DOCUMENT EXTRACT —
== Segment start ==
CareerCup

leetcode 494.
take a look on the 282 - similar

This problem can be proven to be NP-complete. There is a pseudo-polynomial algorithm (subset sum) that can solve it.

The optimal solution should be the one using pseudo-polynomial algorithm for the partition problem. Hope this is correct:

def is_magic(seq, magic_number):
    # sum(seq) = sum_pos + sum_neg
    # if there is a solution:
    # sum_positive - sum_negative = magic_namber
    # Therefore, the task can be formulated as looking for a subset of seq such that:
    # sum_neg = (sum(seq) - magic_number)/2

    check_list = seq[1:]  # The first element of seq cannot be negative
    tmp = sum(seq) - magic_number
    if tmp % 2 != 0 or tmp < 0:
        return False

    # pseudo-polynomial algorithm for the partition problem
    target = tmp // 2
    n = len(check_list)
    table = np.zeros((target + 1, n + 1), dtype=bool)
    table[0, :] = True
    for i in range(1, target + 1):  # O(target)
        for j in range(1, n + 1):  # O(N)
            if i - check_list[j - 1] >= 0:
                table[i, j] = table[i, j - 1] or table[i - check_list[j - 1], j - 1]
            else:
                table[i, j] = table[i, j - 1]

    return table[target, n]

Java code ?
== Segment end ==
(Listing drawn from a dataset)
== Segment start ==
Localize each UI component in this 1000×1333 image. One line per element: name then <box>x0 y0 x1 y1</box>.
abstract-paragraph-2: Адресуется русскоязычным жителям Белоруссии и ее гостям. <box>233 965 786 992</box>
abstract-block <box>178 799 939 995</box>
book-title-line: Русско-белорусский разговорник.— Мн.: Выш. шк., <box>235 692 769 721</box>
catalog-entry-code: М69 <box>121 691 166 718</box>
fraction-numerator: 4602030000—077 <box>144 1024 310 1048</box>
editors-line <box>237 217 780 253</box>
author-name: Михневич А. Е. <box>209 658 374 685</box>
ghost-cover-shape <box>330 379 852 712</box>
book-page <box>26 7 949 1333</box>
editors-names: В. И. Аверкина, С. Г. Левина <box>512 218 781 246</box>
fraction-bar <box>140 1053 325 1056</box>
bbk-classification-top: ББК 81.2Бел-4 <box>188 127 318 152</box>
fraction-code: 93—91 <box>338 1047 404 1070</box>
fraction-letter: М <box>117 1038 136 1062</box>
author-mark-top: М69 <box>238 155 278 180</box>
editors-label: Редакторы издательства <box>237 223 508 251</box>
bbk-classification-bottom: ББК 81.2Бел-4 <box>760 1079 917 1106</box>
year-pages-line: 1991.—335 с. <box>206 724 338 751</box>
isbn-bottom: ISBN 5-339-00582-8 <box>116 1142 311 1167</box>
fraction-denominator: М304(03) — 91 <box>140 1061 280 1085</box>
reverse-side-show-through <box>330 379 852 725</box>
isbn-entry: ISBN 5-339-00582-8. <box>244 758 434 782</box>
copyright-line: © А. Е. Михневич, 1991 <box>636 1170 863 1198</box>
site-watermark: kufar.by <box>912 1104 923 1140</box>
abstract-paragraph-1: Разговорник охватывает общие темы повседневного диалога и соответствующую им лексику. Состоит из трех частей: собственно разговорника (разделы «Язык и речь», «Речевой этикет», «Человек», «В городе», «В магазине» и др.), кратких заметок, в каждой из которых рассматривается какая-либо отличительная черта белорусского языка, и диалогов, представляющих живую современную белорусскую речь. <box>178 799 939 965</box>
== Segment end ==
BRIEF 1 —
Quote the forum thread word for word from "check_list = seq[1:]" to "n + 1), dtype=bool)".
BRIEF 2 —
For each statement, answer yes or no on whether the forum thread agrees, and quote its deciding words: (a) the problem can be proven to be NP-complete; (b) the code allows the first element of seq to be negative; (c) problem 282 is pointed to as similar.

YOUR RESPONSE 1 —
check_list = seq[1:]  # The first element of seq cannot be negative
    tmp = sum(seq) - magic_number
    if tmp % 2 != 0 or tmp < 0:
        return False

    # pseudo-polynomial algorithm for the partition problem
    target = tmp // 2
    n = len(check_list)
    table = np.zeros((target + 1, n + 1), dtype=bool)

YOUR RESPONSE 2 —
(a) Yes: "This problem can be proven to be NP-complete."
(b) No: "The first element of seq cannot be negative"
(c) Yes: "take a look on the 282 - similar"